• What is needed: Find the word "Papertrans" in the records below. List each line containing it.

## begin Dataset records

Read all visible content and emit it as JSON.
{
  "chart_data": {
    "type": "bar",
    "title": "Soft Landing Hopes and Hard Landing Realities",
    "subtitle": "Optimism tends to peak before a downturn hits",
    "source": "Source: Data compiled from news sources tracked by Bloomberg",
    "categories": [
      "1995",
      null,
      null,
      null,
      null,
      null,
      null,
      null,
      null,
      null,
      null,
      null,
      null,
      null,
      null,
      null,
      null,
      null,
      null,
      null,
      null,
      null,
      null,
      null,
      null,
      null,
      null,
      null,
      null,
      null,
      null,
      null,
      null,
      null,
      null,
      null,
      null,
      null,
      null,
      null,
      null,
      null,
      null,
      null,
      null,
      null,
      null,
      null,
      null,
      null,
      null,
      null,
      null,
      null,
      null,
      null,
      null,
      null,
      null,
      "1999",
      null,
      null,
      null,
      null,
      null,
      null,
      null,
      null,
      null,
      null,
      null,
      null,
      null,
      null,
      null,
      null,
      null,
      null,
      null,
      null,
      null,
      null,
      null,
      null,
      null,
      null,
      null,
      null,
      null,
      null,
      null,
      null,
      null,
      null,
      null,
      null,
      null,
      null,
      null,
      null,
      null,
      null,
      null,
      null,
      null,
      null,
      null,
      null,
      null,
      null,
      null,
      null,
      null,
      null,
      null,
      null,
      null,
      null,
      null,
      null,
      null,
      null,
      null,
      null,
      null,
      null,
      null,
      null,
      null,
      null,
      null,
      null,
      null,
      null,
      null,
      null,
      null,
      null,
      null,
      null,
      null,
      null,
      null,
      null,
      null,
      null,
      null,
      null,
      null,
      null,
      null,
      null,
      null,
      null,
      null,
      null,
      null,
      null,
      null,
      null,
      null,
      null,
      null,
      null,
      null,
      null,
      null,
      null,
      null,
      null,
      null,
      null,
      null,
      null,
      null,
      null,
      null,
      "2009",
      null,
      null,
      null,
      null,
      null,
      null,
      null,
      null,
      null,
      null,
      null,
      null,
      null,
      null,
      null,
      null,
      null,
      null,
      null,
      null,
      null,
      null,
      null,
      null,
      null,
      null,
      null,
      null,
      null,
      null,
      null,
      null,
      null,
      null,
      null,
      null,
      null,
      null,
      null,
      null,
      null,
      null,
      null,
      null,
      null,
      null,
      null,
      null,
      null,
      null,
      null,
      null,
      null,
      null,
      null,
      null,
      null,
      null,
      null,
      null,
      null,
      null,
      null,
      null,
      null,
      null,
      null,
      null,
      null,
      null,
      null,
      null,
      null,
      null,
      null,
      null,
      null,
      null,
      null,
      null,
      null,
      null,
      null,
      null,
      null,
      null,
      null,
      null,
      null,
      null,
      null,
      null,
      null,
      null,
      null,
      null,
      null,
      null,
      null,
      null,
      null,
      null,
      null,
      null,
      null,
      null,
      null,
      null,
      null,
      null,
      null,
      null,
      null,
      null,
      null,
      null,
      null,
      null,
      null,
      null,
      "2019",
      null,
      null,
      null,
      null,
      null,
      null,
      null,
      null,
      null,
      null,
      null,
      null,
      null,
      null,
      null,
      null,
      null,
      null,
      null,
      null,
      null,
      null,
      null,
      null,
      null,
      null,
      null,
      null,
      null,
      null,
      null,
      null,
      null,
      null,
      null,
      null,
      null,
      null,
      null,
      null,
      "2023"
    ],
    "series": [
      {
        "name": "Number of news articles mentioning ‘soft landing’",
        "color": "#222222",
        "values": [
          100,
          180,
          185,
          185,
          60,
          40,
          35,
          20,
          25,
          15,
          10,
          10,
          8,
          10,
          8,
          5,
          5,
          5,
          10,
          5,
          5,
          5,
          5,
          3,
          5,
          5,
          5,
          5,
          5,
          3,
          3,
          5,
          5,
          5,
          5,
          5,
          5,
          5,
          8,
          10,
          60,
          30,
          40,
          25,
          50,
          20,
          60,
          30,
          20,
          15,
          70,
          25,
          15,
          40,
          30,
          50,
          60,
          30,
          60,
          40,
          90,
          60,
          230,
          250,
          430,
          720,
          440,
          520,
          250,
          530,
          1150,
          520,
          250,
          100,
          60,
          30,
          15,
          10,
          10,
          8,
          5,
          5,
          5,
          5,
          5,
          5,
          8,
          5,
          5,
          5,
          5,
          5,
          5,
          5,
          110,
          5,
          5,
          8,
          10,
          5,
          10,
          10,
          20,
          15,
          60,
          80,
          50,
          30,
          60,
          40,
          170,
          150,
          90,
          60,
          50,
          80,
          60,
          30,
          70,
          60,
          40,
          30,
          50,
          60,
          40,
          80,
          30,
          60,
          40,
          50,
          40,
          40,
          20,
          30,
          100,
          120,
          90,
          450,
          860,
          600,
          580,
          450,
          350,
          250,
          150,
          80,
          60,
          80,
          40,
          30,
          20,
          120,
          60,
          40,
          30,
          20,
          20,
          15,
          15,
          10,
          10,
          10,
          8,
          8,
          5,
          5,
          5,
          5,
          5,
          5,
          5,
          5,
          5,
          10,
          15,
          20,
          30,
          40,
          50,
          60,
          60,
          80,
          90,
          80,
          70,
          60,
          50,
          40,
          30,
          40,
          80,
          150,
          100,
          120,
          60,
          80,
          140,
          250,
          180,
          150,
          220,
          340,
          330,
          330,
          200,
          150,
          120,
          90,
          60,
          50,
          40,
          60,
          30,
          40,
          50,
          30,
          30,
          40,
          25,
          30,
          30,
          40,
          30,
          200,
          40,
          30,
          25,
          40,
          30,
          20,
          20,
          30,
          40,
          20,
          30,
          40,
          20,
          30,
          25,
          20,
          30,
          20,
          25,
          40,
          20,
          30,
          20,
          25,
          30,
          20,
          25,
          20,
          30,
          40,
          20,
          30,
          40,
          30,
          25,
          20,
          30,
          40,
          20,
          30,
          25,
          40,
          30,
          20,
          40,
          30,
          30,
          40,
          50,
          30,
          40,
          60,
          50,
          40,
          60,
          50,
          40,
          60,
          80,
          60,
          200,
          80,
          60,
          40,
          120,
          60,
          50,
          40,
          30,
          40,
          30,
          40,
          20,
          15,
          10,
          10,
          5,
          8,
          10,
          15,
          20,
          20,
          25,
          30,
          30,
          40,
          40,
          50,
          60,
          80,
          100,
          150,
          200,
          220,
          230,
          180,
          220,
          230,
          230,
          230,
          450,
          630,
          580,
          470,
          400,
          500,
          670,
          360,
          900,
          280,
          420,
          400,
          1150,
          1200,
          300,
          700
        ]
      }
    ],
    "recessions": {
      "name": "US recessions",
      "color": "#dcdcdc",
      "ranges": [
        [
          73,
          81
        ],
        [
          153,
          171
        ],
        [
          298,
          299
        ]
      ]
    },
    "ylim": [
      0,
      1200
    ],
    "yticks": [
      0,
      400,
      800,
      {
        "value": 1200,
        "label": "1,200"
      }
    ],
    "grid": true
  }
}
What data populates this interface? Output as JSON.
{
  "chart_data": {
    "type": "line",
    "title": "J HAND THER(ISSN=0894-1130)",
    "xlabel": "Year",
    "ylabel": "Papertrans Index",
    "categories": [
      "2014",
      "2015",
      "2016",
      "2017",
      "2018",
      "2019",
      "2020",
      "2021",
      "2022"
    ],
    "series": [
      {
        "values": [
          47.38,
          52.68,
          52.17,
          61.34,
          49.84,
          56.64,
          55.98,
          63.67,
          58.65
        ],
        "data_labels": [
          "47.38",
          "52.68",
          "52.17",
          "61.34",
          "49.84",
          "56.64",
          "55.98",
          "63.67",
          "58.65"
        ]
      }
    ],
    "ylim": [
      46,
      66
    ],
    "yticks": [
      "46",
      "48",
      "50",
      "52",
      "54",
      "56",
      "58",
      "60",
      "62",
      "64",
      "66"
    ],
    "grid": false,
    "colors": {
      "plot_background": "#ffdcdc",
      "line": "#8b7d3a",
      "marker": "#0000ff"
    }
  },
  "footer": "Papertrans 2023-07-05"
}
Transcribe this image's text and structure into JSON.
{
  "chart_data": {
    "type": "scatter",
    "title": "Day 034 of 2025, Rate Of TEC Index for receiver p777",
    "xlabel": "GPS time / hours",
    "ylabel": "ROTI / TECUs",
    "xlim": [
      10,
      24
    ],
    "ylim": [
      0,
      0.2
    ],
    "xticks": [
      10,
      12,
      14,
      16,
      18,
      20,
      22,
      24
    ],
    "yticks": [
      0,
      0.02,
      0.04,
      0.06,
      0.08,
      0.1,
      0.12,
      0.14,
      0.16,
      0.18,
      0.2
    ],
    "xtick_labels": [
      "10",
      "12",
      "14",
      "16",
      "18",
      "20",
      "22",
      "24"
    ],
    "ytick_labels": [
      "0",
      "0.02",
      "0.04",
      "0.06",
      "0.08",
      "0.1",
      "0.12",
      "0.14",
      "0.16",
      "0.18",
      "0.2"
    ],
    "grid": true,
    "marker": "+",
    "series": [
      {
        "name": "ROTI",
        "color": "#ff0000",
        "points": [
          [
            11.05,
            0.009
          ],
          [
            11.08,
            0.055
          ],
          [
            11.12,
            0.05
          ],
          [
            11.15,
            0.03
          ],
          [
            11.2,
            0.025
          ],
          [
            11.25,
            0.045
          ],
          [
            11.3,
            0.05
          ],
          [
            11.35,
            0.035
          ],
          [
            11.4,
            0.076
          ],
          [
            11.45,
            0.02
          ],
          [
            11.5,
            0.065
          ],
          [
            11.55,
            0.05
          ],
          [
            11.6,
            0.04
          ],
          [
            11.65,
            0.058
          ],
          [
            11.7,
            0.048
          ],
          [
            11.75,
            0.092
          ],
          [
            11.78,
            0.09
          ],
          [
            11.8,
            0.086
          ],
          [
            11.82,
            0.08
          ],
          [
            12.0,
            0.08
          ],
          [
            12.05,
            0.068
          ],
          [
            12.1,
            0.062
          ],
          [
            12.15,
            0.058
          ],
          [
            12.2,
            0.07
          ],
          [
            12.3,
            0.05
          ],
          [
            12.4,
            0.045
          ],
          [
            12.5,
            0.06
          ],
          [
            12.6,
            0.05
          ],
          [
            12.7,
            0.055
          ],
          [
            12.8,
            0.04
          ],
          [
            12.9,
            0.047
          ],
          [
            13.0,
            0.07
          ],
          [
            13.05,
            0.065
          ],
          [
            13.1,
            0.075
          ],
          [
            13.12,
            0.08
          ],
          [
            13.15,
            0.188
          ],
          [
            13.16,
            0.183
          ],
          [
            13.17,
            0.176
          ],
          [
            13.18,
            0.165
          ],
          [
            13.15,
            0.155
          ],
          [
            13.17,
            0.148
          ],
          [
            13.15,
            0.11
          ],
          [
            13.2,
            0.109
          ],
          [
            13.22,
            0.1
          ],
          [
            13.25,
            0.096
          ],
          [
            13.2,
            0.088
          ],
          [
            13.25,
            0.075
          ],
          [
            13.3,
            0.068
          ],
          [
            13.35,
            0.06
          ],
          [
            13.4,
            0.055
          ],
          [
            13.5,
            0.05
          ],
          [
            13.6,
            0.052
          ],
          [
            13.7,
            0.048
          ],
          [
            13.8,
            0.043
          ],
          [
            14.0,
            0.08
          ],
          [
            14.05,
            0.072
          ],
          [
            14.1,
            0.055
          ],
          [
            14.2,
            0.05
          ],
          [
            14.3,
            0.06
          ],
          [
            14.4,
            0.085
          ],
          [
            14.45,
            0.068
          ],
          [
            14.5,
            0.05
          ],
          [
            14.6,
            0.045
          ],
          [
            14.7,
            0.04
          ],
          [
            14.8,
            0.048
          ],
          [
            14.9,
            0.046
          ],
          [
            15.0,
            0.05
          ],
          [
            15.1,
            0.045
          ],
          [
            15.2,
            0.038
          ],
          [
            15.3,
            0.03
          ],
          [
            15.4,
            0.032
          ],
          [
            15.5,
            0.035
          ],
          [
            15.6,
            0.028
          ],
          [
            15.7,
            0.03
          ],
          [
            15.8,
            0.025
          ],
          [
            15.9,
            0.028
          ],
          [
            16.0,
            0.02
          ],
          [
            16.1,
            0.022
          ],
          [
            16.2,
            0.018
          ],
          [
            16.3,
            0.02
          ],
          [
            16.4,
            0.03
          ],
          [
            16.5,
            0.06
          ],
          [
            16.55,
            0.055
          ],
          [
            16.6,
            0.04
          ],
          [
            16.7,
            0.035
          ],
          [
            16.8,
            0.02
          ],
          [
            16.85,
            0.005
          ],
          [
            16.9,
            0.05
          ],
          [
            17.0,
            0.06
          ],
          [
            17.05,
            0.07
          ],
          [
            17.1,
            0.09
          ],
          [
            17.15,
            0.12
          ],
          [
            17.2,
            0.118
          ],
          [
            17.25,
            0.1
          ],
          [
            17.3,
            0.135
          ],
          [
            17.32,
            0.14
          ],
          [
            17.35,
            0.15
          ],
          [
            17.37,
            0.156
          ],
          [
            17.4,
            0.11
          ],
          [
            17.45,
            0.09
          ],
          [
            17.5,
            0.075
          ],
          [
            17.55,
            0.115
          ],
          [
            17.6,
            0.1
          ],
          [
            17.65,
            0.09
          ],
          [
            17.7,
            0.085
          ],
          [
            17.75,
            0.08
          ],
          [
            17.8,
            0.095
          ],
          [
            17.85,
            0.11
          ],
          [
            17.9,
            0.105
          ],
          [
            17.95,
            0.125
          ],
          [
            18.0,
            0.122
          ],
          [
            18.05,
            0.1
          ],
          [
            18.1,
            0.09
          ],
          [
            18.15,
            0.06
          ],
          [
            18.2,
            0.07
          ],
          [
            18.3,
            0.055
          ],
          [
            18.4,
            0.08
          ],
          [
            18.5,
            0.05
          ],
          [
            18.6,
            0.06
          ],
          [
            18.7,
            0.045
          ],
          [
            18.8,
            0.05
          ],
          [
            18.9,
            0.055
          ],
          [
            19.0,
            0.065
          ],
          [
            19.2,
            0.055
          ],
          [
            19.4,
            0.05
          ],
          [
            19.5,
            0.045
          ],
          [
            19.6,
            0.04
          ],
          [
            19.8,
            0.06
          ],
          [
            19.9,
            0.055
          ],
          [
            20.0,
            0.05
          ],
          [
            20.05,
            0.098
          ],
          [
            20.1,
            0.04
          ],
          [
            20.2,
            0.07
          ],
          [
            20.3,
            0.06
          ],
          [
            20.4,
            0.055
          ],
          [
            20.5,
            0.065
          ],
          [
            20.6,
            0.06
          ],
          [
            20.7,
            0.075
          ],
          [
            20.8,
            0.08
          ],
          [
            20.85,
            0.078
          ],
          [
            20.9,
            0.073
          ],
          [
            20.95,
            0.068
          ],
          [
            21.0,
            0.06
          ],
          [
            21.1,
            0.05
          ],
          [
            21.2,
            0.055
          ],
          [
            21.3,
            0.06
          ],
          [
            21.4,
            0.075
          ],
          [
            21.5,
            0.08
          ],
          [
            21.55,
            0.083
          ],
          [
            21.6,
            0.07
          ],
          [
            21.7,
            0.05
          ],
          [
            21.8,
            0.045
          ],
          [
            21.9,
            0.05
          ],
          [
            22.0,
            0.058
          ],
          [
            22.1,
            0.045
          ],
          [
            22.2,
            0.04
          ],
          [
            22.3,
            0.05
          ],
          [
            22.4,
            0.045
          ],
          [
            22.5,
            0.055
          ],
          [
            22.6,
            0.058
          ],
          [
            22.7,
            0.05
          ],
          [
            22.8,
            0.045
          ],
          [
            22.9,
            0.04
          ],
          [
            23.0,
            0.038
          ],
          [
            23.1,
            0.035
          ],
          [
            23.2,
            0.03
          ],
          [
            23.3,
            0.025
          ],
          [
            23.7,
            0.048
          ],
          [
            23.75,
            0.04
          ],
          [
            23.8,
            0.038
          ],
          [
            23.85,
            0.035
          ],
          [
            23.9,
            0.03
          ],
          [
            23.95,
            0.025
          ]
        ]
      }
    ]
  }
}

## end Dataset records

• Task result:
    "ylabel": "Papertrans Index",
  "footer": "Papertrans 2023-07-05"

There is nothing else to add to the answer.